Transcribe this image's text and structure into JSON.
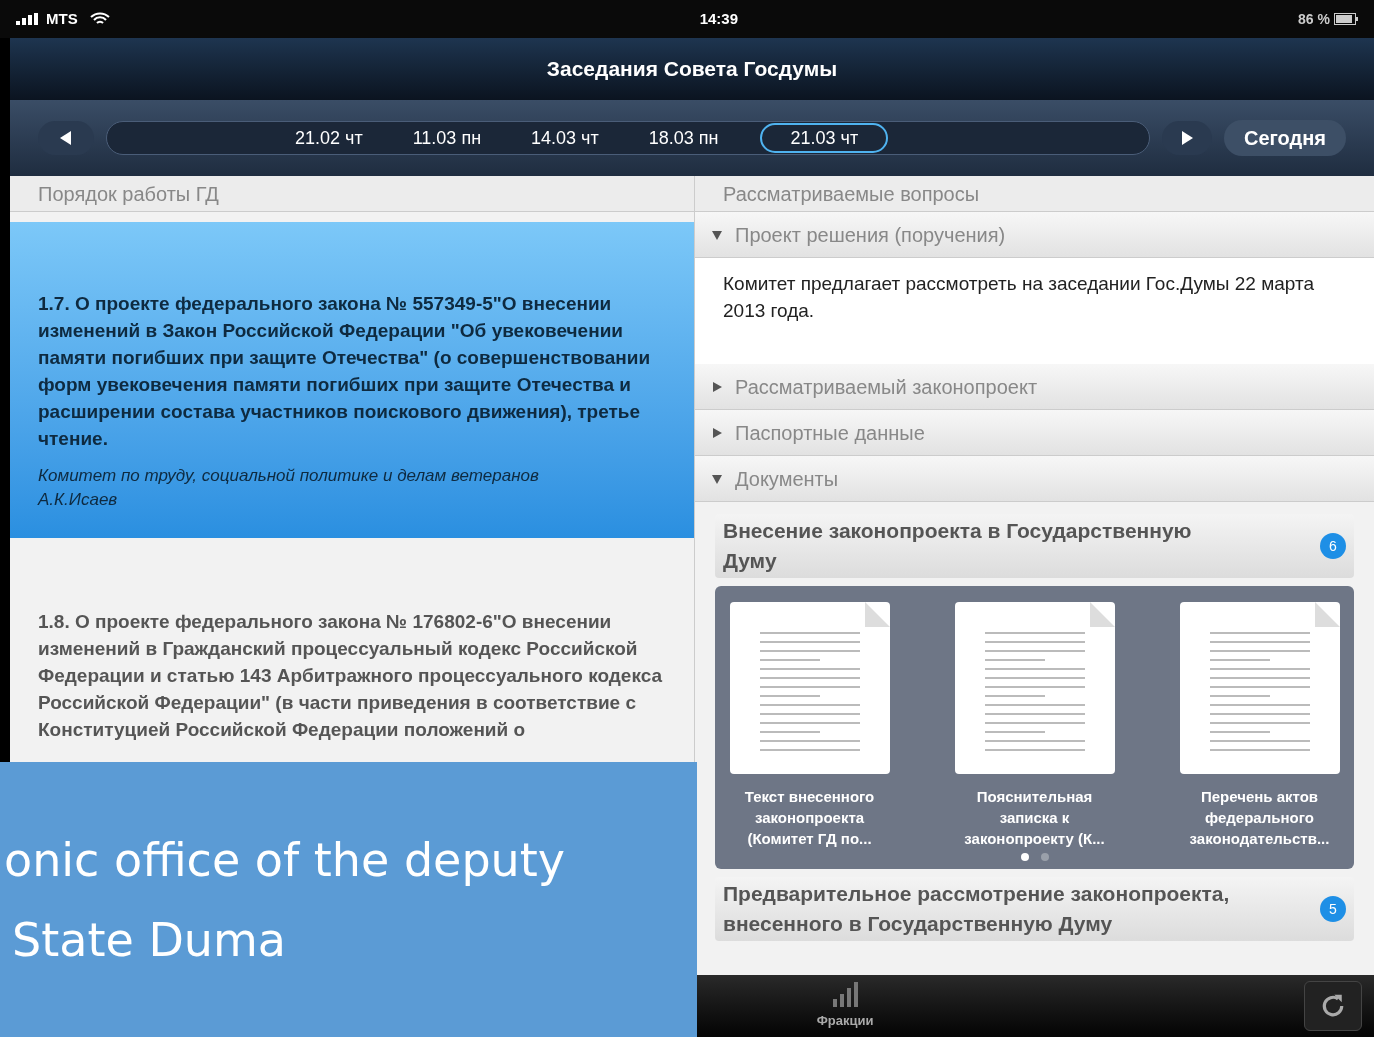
{
  "status_bar": {
    "carrier": "MTS",
    "time": "14:39",
    "battery": "86 %"
  },
  "title": "Заседания Совета Госдумы",
  "dates": [
    {
      "label": "21.02 чт",
      "selected": false
    },
    {
      "label": "11.03 пн",
      "selected": false
    },
    {
      "label": "14.03 чт",
      "selected": false
    },
    {
      "label": "18.03 пн",
      "selected": false
    },
    {
      "label": "21.03 чт",
      "selected": true
    }
  ],
  "today_button": "Сегодня",
  "left_panel": {
    "header": "Порядок работы ГД",
    "items": [
      {
        "number": "1.7.",
        "title": "О проекте федерального закона № 557349-5\"О внесении изменений в Закон Российской Федерации \"Об увековечении памяти погибших при защите Отечества\" (о совершенствовании форм увековечения памяти погибших при защите Отечества и расширении состава участников поискового движения), третье чтение.",
        "committee": "Комитет по труду, социальной политике  и делам ветеранов А.К.Исаев",
        "selected": true
      },
      {
        "number": "1.8.",
        "title": "О проекте федерального закона № 176802-6\"О внесении изменений в Гражданский процессуальный кодекс Российской Федерации и статью 143 Арбитражного процессуального кодекса Российской Федерации\" (в части приведения в соответствие с Конституцией Российской Федерации положений о",
        "selected": false
      }
    ]
  },
  "right_panel": {
    "header": "Рассматриваемые вопросы",
    "sections": [
      {
        "title": "Проект решения (поручения)",
        "expanded": true,
        "kind": "text",
        "text": "Комитет предлагает рассмотреть на заседании Гос.Думы 22 марта 2013 года."
      },
      {
        "title": "Рассматриваемый законопроект",
        "expanded": false
      },
      {
        "title": "Паспортные данные",
        "expanded": false
      },
      {
        "title": "Документы",
        "expanded": true,
        "kind": "documents",
        "groups": [
          {
            "title": "Внесение законопроекта в Государственную Думу",
            "count": "6",
            "documents": [
              "Текст внесенного законопроекта (Комитет ГД по...",
              "Пояснительная записка к законопроекту (К...",
              "Перечень актов федерального законодательств..."
            ],
            "pages": [
              {
                "selected": true
              },
              {
                "selected": false
              }
            ]
          },
          {
            "title": "Предварительное рассмотрение законопроекта, внесенного в Государственную Думу",
            "count": "5"
          }
        ]
      }
    ]
  },
  "tab_bar": [
    {
      "label": "Фракции",
      "kind": "chart",
      "selected": false
    }
  ],
  "overlay_caption": [
    "onic office of the deputy",
    "State Duma"
  ]
}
━━━━━━━━━━━━━━━━
(THE REQUEST):
Return all of the data exactly as written, and drop the pictures.

(WRITTEN ANSWER):
Transcribe this image's text and structure into JSON.
{
  "status_bar": {
    "carrier": "MTS",
    "time": "14:39",
    "battery": "86 %"
  },
  "title": "Заседания Совета Госдумы",
  "dates": [
    {
      "label": "21.02 чт",
      "selected": false
    },
    {
      "label": "11.03 пн",
      "selected": false
    },
    {
      "label": "14.03 чт",
      "selected": false
    },
    {
      "label": "18.03 пн",
      "selected": false
    },
    {
      "label": "21.03 чт",
      "selected": true
    }
  ],
  "today_button": "Сегодня",
  "left_panel": {
    "header": "Порядок работы ГД",
    "items": [
      {
        "number": "1.7.",
        "title": "О проекте федерального закона № 557349-5\"О внесении изменений в Закон Российской Федерации \"Об увековечении памяти погибших при защите Отечества\" (о совершенствовании форм увековечения памяти погибших при защите Отечества и расширении состава участников поискового движения), третье чтение.",
        "committee": "Комитет по труду, социальной политике  и делам ветеранов А.К.Исаев",
        "selected": true
      },
      {
        "number": "1.8.",
        "title": "О проекте федерального закона № 176802-6\"О внесении изменений в Гражданский процессуальный кодекс Российской Федерации и статью 143 Арбитражного процессуального кодекса Российской Федерации\" (в части приведения в соответствие с Конституцией Российской Федерации положений о",
        "selected": false
      }
    ]
  },
  "right_panel": {
    "header": "Рассматриваемые вопросы",
    "sections": [
      {
        "title": "Проект решения (поручения)",
        "expanded": true,
        "kind": "text",
        "text": "Комитет предлагает рассмотреть на заседании Гос.Думы 22 марта 2013 года."
      },
      {
        "title": "Рассматриваемый законопроект",
        "expanded": false
      },
      {
        "title": "Паспортные данные",
        "expanded": false
      },
      {
        "title": "Документы",
        "expanded": true,
        "kind": "documents",
        "groups": [
          {
            "title": "Внесение законопроекта в Государственную Думу",
            "count": "6",
            "documents": [
              "Текст внесенного законопроекта (Комитет ГД по...",
              "Пояснительная записка к законопроекту (К...",
              "Перечень актов федерального законодательств..."
            ],
            "pages": [
              {
                "selected": true
              },
              {
                "selected": false
              }
            ]
          },
          {
            "title": "Предварительное рассмотрение законопроекта, внесенного в Государственную Думу",
            "count": "5"
          }
        ]
      }
    ]
  },
  "tab_bar": [
    {
      "label": "Фракции",
      "kind": "chart",
      "selected": false
    }
  ],
  "overlay_caption": [
    "onic office of the deputy",
    "State Duma"
  ]
}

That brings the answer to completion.